SUPPLIED MATERIAL start

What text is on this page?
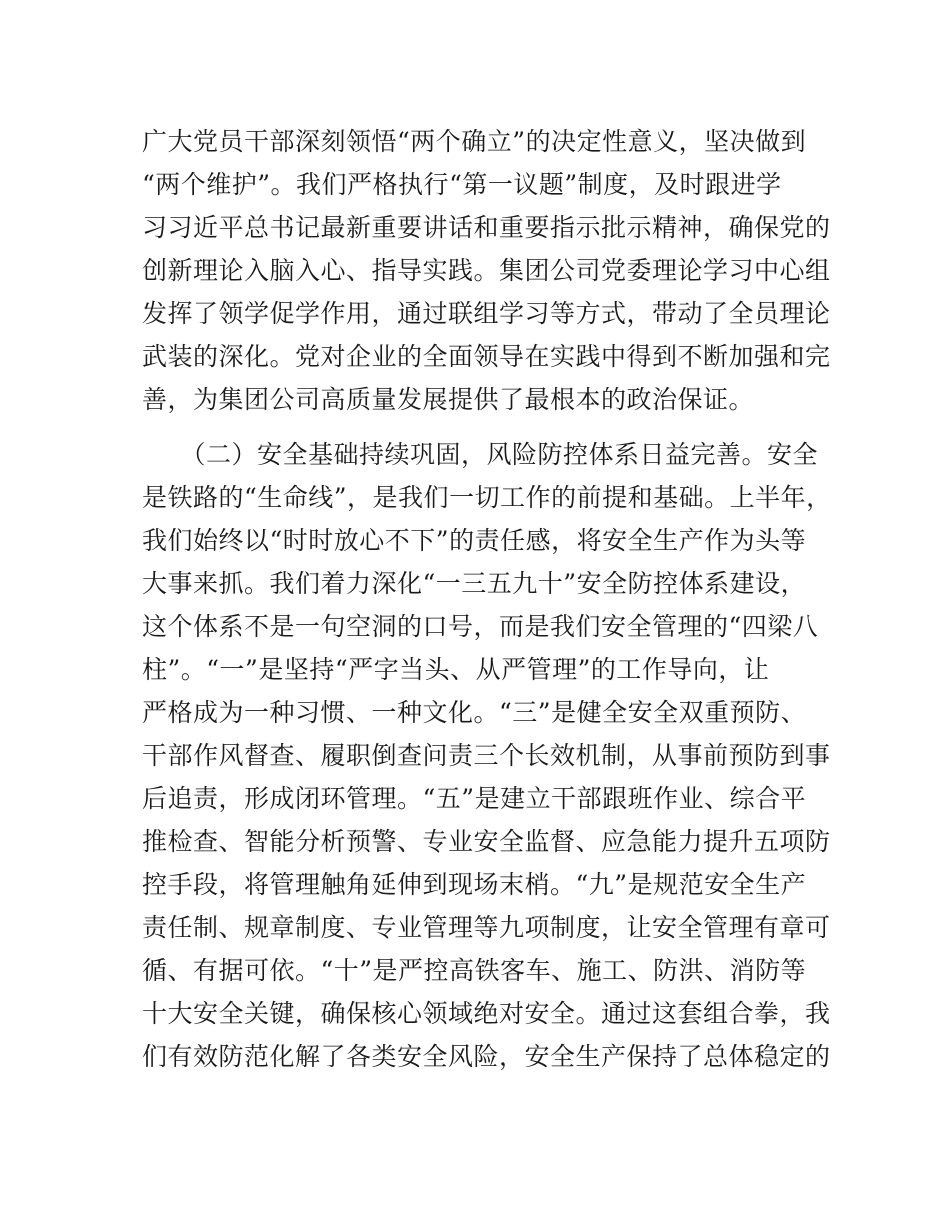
广大党员干部深刻领悟“两个确立”的决定性意义，坚决做到
“两个维护”。我们严格执行“第一议题”制度，及时跟进学
习习近平总书记最新重要讲话和重要指示批示精神，确保党的
创新理论入脑入心、指导实践。集团公司党委理论学习中心组
发挥了领学促学作用，通过联组学习等方式，带动了全员理论
武装的深化。党对企业的全面领导在实践中得到不断加强和完
善，为集团公司高质量发展提供了最根本的政治保证。
　　（二）安全基础持续巩固，风险防控体系日益完善。安全
是铁路的“生命线”，是我们一切工作的前提和基础。上半年，
我们始终以“时时放心不下”的责任感，将安全生产作为头等
大事来抓。我们着力深化“一三五九十”安全防控体系建设，
这个体系不是一句空洞的口号，而是我们安全管理的“四梁八
柱”。“一”是坚持“严字当头、从严管理”的工作导向，让
严格成为一种习惯、一种文化。“三”是健全安全双重预防、
干部作风督查、履职倒查问责三个长效机制，从事前预防到事
后追责，形成闭环管理。“五”是建立干部跟班作业、综合平
推检查、智能分析预警、专业安全监督、应急能力提升五项防
控手段，将管理触角延伸到现场末梢。“九”是规范安全生产
责任制、规章制度、专业管理等九项制度，让安全管理有章可
循、有据可依。“十”是严控高铁客车、施工、防洪、消防等
十大安全关键，确保核心领域绝对安全。通过这套组合拳，我
们有效防范化解了各类安全风险，安全生产保持了总体稳定的
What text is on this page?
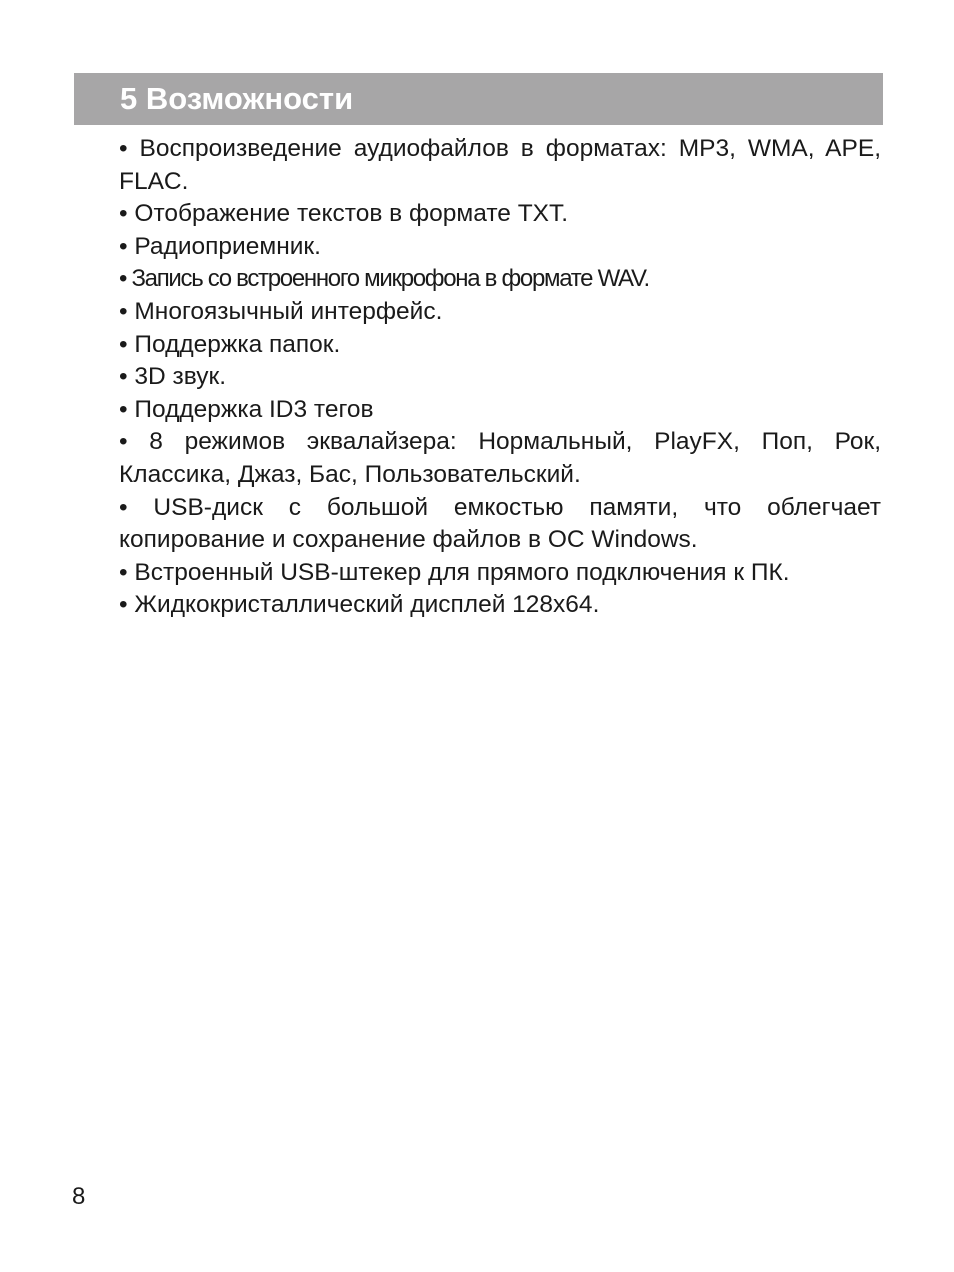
5 Возможности

• Воспроизведение аудиофайлов в форматах: MP3, WMA, APE, FLAC.

• Отображение текстов в формате TXT.

• Радиоприемник.

• Запись со встроенного микрофона в формате WAV.

• Многоязычный интерфейс.

• Поддержка папок.

• 3D звук.

• Поддержка ID3 тегов

• 8 режимов эквалайзера: Нормальный, PlayFX, Поп, Рок, Классика, Джаз, Бас, Пользовательский.

• USB-диск с большой емкостью памяти, что облегчает копирование и сохранение файлов в ОС Windows.

• Встроенный USB-штекер для прямого подключения к ПК.

• Жидкокристаллический дисплей 128x64.

8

SUPPLIED MATERIAL end

→ **DIRECTIONS FOR THIS TASK**
Without the pictures, write out all of the material exactly.

→ **REPLY**
What text is on this page?
广大党员干部深刻领悟“两个确立”的决定性意义，坚决做到
“两个维护”。我们严格执行“第一议题”制度，及时跟进学
习习近平总书记最新重要讲话和重要指示批示精神，确保党的
创新理论入脑入心、指导实践。集团公司党委理论学习中心组
发挥了领学促学作用，通过联组学习等方式，带动了全员理论
武装的深化。党对企业的全面领导在实践中得到不断加强和完
善，为集团公司高质量发展提供了最根本的政治保证。
　　（二）安全基础持续巩固，风险防控体系日益完善。安全
是铁路的“生命线”，是我们一切工作的前提和基础。上半年，
我们始终以“时时放心不下”的责任感，将安全生产作为头等
大事来抓。我们着力深化“一三五九十”安全防控体系建设，
这个体系不是一句空洞的口号，而是我们安全管理的“四梁八
柱”。“一”是坚持“严字当头、从严管理”的工作导向，让
严格成为一种习惯、一种文化。“三”是健全安全双重预防、
干部作风督查、履职倒查问责三个长效机制，从事前预防到事
后追责，形成闭环管理。“五”是建立干部跟班作业、综合平
推检查、智能分析预警、专业安全监督、应急能力提升五项防
控手段，将管理触角延伸到现场末梢。“九”是规范安全生产
责任制、规章制度、专业管理等九项制度，让安全管理有章可
循、有据可依。“十”是严控高铁客车、施工、防洪、消防等
十大安全关键，确保核心领域绝对安全。通过这套组合拳，我
们有效防范化解了各类安全风险，安全生产保持了总体稳定的
What text is on this page?
5 Возможности

• Воспроизведение аудиофайлов в форматах: MP3, WMA, APE, FLAC.

• Отображение текстов в формате TXT.

• Радиоприемник.

• Запись со встроенного микрофона в формате WAV.

• Многоязычный интерфейс.

• Поддержка папок.

• 3D звук.

• Поддержка ID3 тегов

• 8 режимов эквалайзера: Нормальный, PlayFX, Поп, Рок, Классика, Джаз, Бас, Пользовательский.

• USB-диск с большой емкостью памяти, что облегчает копирование и сохранение файлов в ОС Windows.

• Встроенный USB-штекер для прямого подключения к ПК.

• Жидкокристаллический дисплей 128x64.

8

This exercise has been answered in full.